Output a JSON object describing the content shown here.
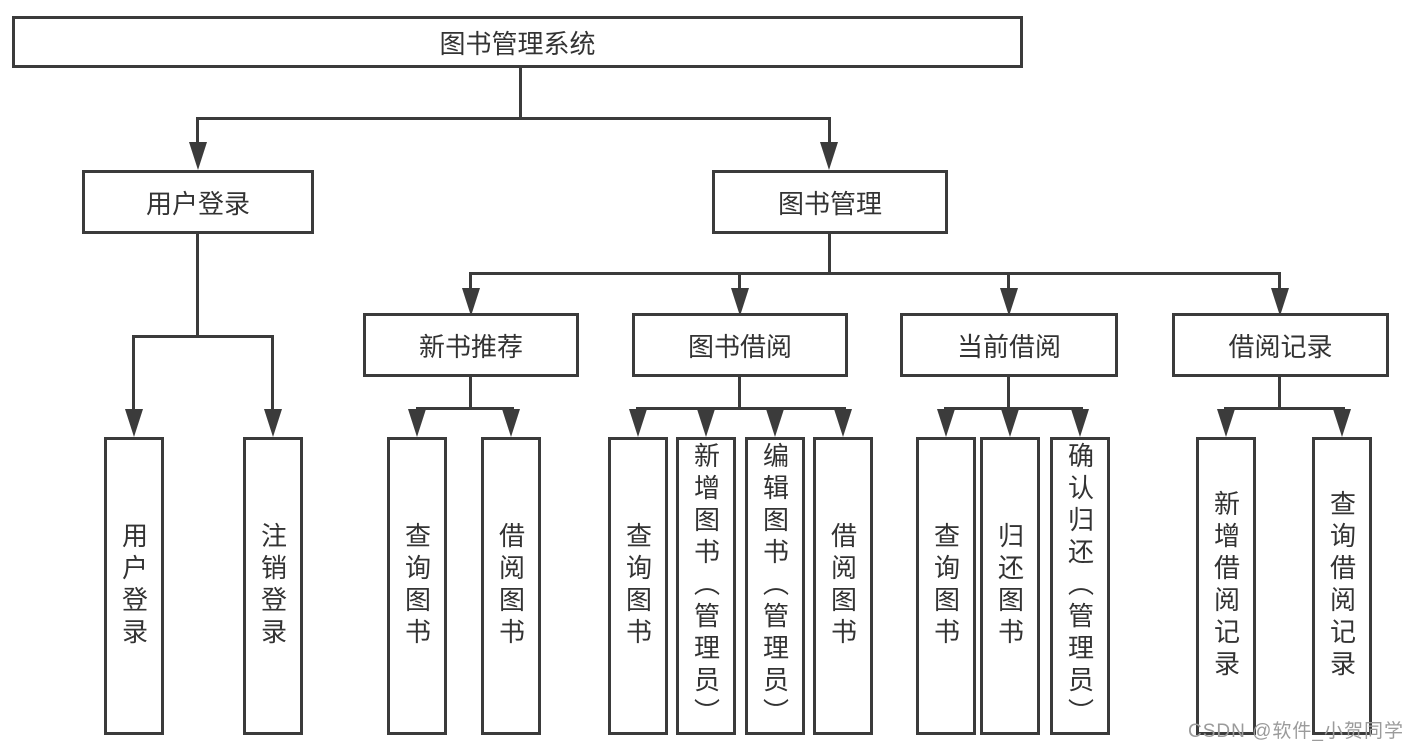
{
  "tree": {
    "root": {
      "label": "图书管理系统",
      "children": [
        {
          "label": "用户登录",
          "children": [
            {
              "label": "用户登录"
            },
            {
              "label": "注销登录"
            }
          ]
        },
        {
          "label": "图书管理",
          "children": [
            {
              "label": "新书推荐",
              "children": [
                {
                  "label": "查询图书"
                },
                {
                  "label": "借阅图书"
                }
              ]
            },
            {
              "label": "图书借阅",
              "children": [
                {
                  "label": "查询图书"
                },
                {
                  "label": "新增图书（管理员）"
                },
                {
                  "label": "编辑图书（管理员）"
                },
                {
                  "label": "借阅图书"
                }
              ]
            },
            {
              "label": "当前借阅",
              "children": [
                {
                  "label": "查询图书"
                },
                {
                  "label": "归还图书"
                },
                {
                  "label": "确认归还（管理员）"
                }
              ]
            },
            {
              "label": "借阅记录",
              "children": [
                {
                  "label": "新增借阅记录"
                },
                {
                  "label": "查询借阅记录"
                }
              ]
            }
          ]
        }
      ]
    }
  },
  "watermark": {
    "text": "CSDN @软件_小贺同学"
  },
  "colors": {
    "line": "#3b3b3b",
    "text": "#333333",
    "background": "#ffffff",
    "watermark": "#9b9b9b"
  }
}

**Task details**. Would you return the data exactly as written, without the pictures?

**Exercise response**.
Output a JSON object describing the content shown here.
{
  "tree": {
    "root": {
      "label": "图书管理系统",
      "children": [
        {
          "label": "用户登录",
          "children": [
            {
              "label": "用户登录"
            },
            {
              "label": "注销登录"
            }
          ]
        },
        {
          "label": "图书管理",
          "children": [
            {
              "label": "新书推荐",
              "children": [
                {
                  "label": "查询图书"
                },
                {
                  "label": "借阅图书"
                }
              ]
            },
            {
              "label": "图书借阅",
              "children": [
                {
                  "label": "查询图书"
                },
                {
                  "label": "新增图书（管理员）"
                },
                {
                  "label": "编辑图书（管理员）"
                },
                {
                  "label": "借阅图书"
                }
              ]
            },
            {
              "label": "当前借阅",
              "children": [
                {
                  "label": "查询图书"
                },
                {
                  "label": "归还图书"
                },
                {
                  "label": "确认归还（管理员）"
                }
              ]
            },
            {
              "label": "借阅记录",
              "children": [
                {
                  "label": "新增借阅记录"
                },
                {
                  "label": "查询借阅记录"
                }
              ]
            }
          ]
        }
      ]
    }
  },
  "watermark": {
    "text": "CSDN @软件_小贺同学"
  },
  "colors": {
    "line": "#3b3b3b",
    "text": "#333333",
    "background": "#ffffff",
    "watermark": "#9b9b9b"
  }
}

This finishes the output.